▶ What to do:
Leave out the pictures and repeat the data exactly.

▶ Provided material:
● ● ● ● ● ● ●

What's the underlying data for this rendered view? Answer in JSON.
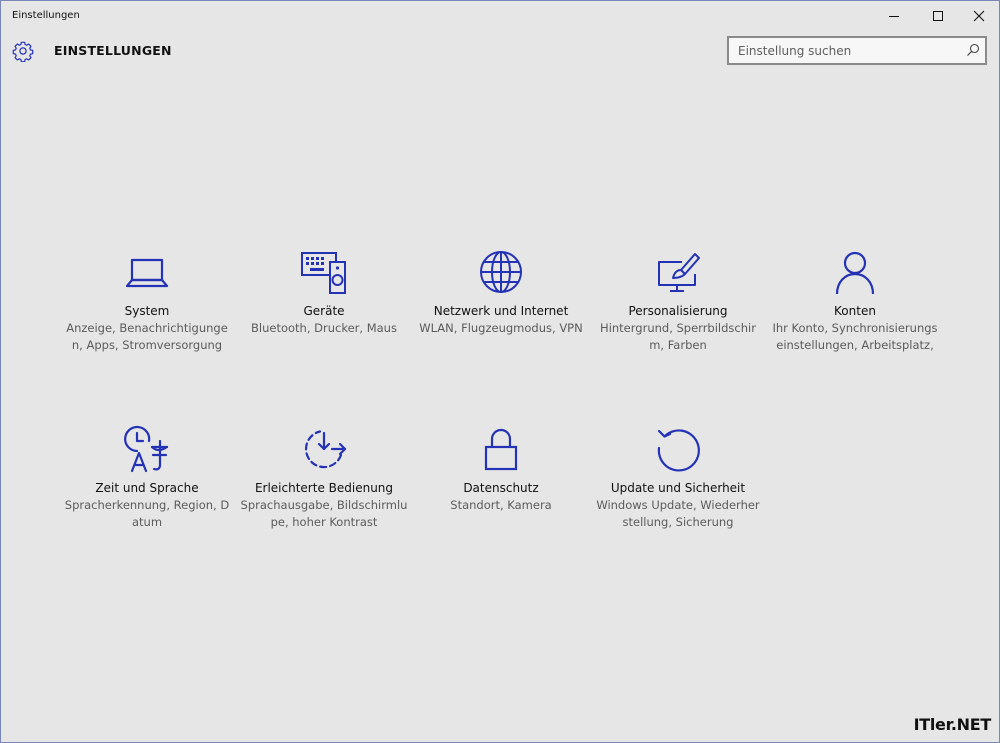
{
  "window": {
    "title": "Einstellungen",
    "controls": {
      "minimize": "minimize-icon",
      "maximize": "maximize-icon",
      "close": "close-icon"
    }
  },
  "header": {
    "title": "EINSTELLUNGEN",
    "icon": "gear-icon"
  },
  "search": {
    "value": "",
    "placeholder": "Einstellung suchen",
    "icon": "search-icon"
  },
  "accent_color": "#2432b5",
  "tiles": [
    {
      "label": "System",
      "description": "Anzeige, Benachrichtigungen, Apps, Stromversorgung",
      "icon": "laptop-icon"
    },
    {
      "label": "Geräte",
      "description": "Bluetooth, Drucker, Maus",
      "icon": "devices-icon"
    },
    {
      "label": "Netzwerk und Internet",
      "description": "WLAN, Flugzeugmodus, VPN",
      "icon": "globe-icon"
    },
    {
      "label": "Personalisierung",
      "description": "Hintergrund, Sperrbildschirm, Farben",
      "icon": "paint-icon"
    },
    {
      "label": "Konten",
      "description": "Ihr Konto, Synchronisierungseinstellungen, Arbeitsplatz,",
      "icon": "person-icon"
    },
    {
      "label": "Zeit und Sprache",
      "description": "Spracherkennung, Region, Datum",
      "icon": "time-language-icon"
    },
    {
      "label": "Erleichterte Bedienung",
      "description": "Sprachausgabe, Bildschirmlupe, hoher Kontrast",
      "icon": "ease-of-access-icon"
    },
    {
      "label": "Datenschutz",
      "description": "Standort, Kamera",
      "icon": "lock-icon"
    },
    {
      "label": "Update und Sicherheit",
      "description": "Windows Update, Wiederherstellung, Sicherung",
      "icon": "update-icon"
    }
  ],
  "watermark": "ITler.NET"
}
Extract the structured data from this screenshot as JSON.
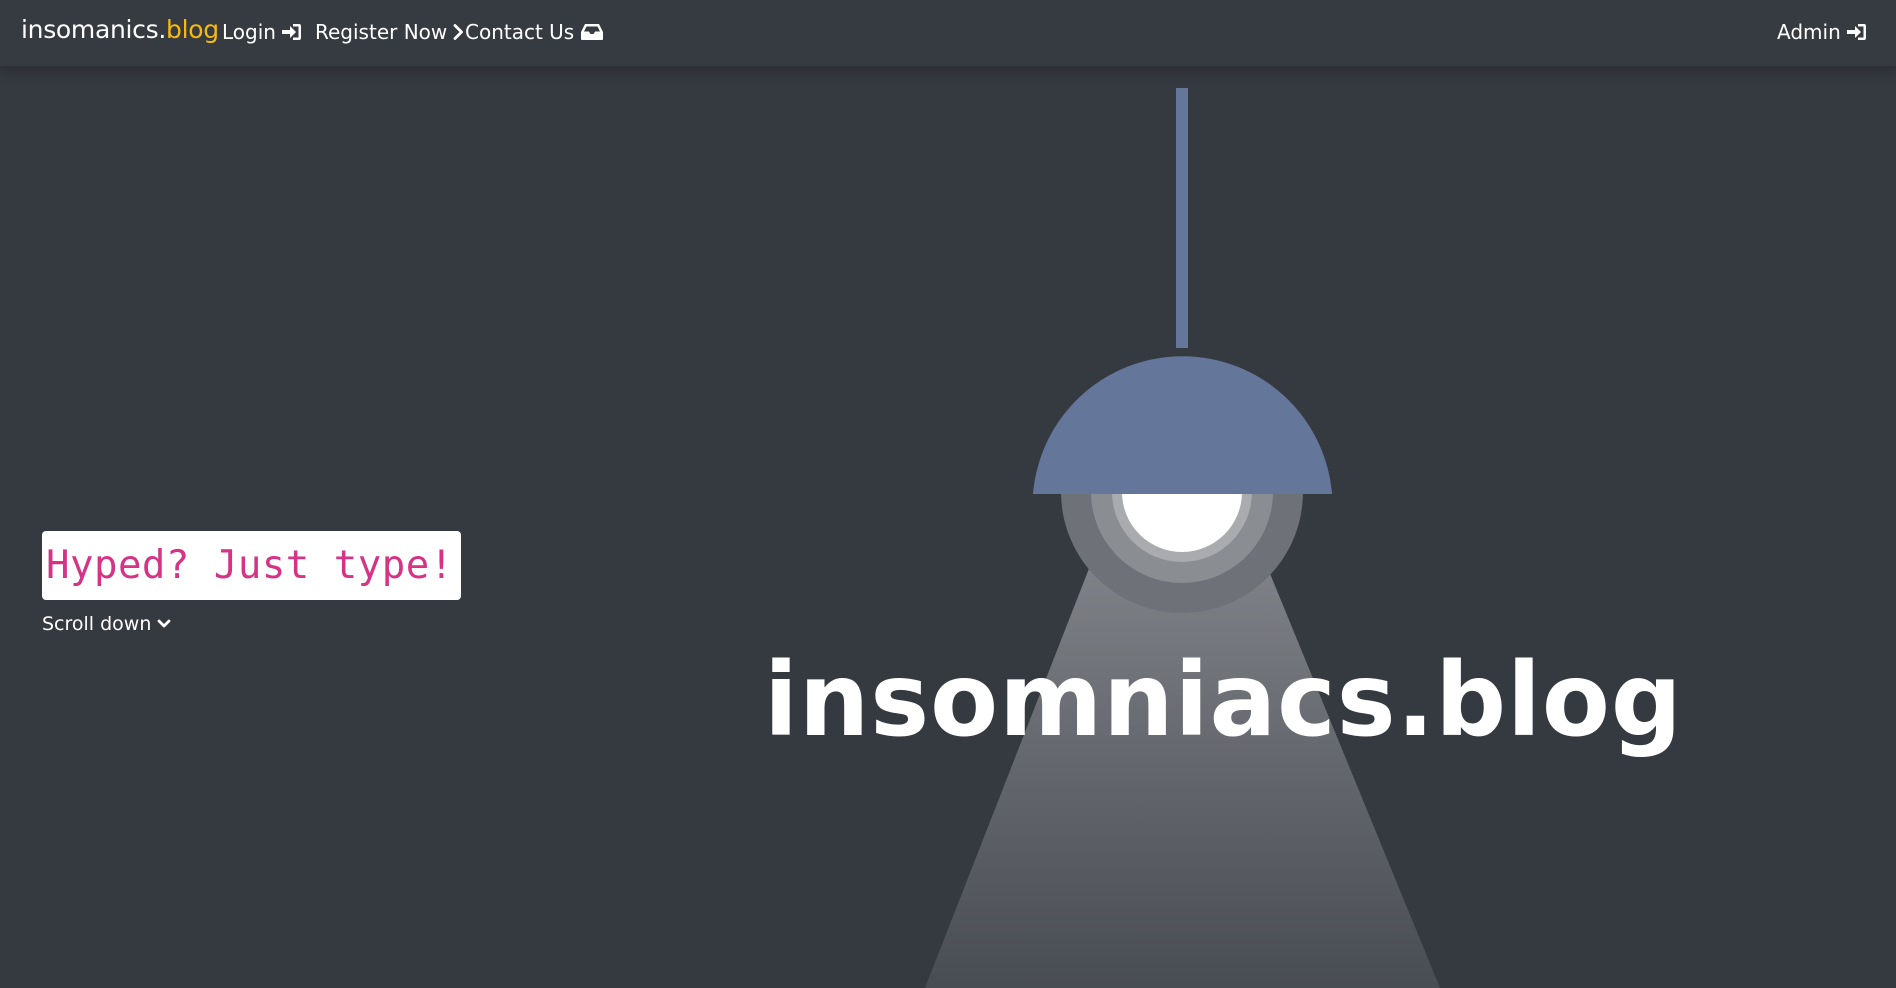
{
  "nav": {
    "brand_main": "insomanics.",
    "brand_accent": "blog",
    "login_label": "Login",
    "register_label": "Register Now",
    "contact_label": "Contact Us",
    "admin_label": "Admin"
  },
  "hero": {
    "tagline": "Hyped? Just type!",
    "scroll_label": "Scroll down",
    "title": "insomniacs.blog"
  },
  "colors": {
    "background": "#353940",
    "accent": "#f5b90f",
    "lamp": "#64779a",
    "tagline_text": "#d63384"
  },
  "icons": {
    "login": "sign-in-icon",
    "register": "chevron-right-icon",
    "contact": "inbox-icon",
    "admin": "sign-in-icon",
    "scroll": "chevron-down-icon"
  }
}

● ● ● ● ● ● ●

▶ The response:
What's the underlying data for this rendered view? Answer in JSON.
{
  "window": {
    "title": "Einstellungen",
    "controls": {
      "minimize": "minimize-icon",
      "maximize": "maximize-icon",
      "close": "close-icon"
    }
  },
  "header": {
    "title": "EINSTELLUNGEN",
    "icon": "gear-icon"
  },
  "search": {
    "value": "",
    "placeholder": "Einstellung suchen",
    "icon": "search-icon"
  },
  "accent_color": "#2432b5",
  "tiles": [
    {
      "label": "System",
      "description": "Anzeige, Benachrichtigungen, Apps, Stromversorgung",
      "icon": "laptop-icon"
    },
    {
      "label": "Geräte",
      "description": "Bluetooth, Drucker, Maus",
      "icon": "devices-icon"
    },
    {
      "label": "Netzwerk und Internet",
      "description": "WLAN, Flugzeugmodus, VPN",
      "icon": "globe-icon"
    },
    {
      "label": "Personalisierung",
      "description": "Hintergrund, Sperrbildschirm, Farben",
      "icon": "paint-icon"
    },
    {
      "label": "Konten",
      "description": "Ihr Konto, Synchronisierungseinstellungen, Arbeitsplatz,",
      "icon": "person-icon"
    },
    {
      "label": "Zeit und Sprache",
      "description": "Spracherkennung, Region, Datum",
      "icon": "time-language-icon"
    },
    {
      "label": "Erleichterte Bedienung",
      "description": "Sprachausgabe, Bildschirmlupe, hoher Kontrast",
      "icon": "ease-of-access-icon"
    },
    {
      "label": "Datenschutz",
      "description": "Standort, Kamera",
      "icon": "lock-icon"
    },
    {
      "label": "Update und Sicherheit",
      "description": "Windows Update, Wiederherstellung, Sicherung",
      "icon": "update-icon"
    }
  ],
  "watermark": "ITler.NET"
}
Extract the structured data from this screenshot as JSON.
{
  "nav": {
    "brand_main": "insomanics.",
    "brand_accent": "blog",
    "login_label": "Login",
    "register_label": "Register Now",
    "contact_label": "Contact Us",
    "admin_label": "Admin"
  },
  "hero": {
    "tagline": "Hyped? Just type!",
    "scroll_label": "Scroll down",
    "title": "insomniacs.blog"
  },
  "colors": {
    "background": "#353940",
    "accent": "#f5b90f",
    "lamp": "#64779a",
    "tagline_text": "#d63384"
  },
  "icons": {
    "login": "sign-in-icon",
    "register": "chevron-right-icon",
    "contact": "inbox-icon",
    "admin": "sign-in-icon",
    "scroll": "chevron-down-icon"
  }
}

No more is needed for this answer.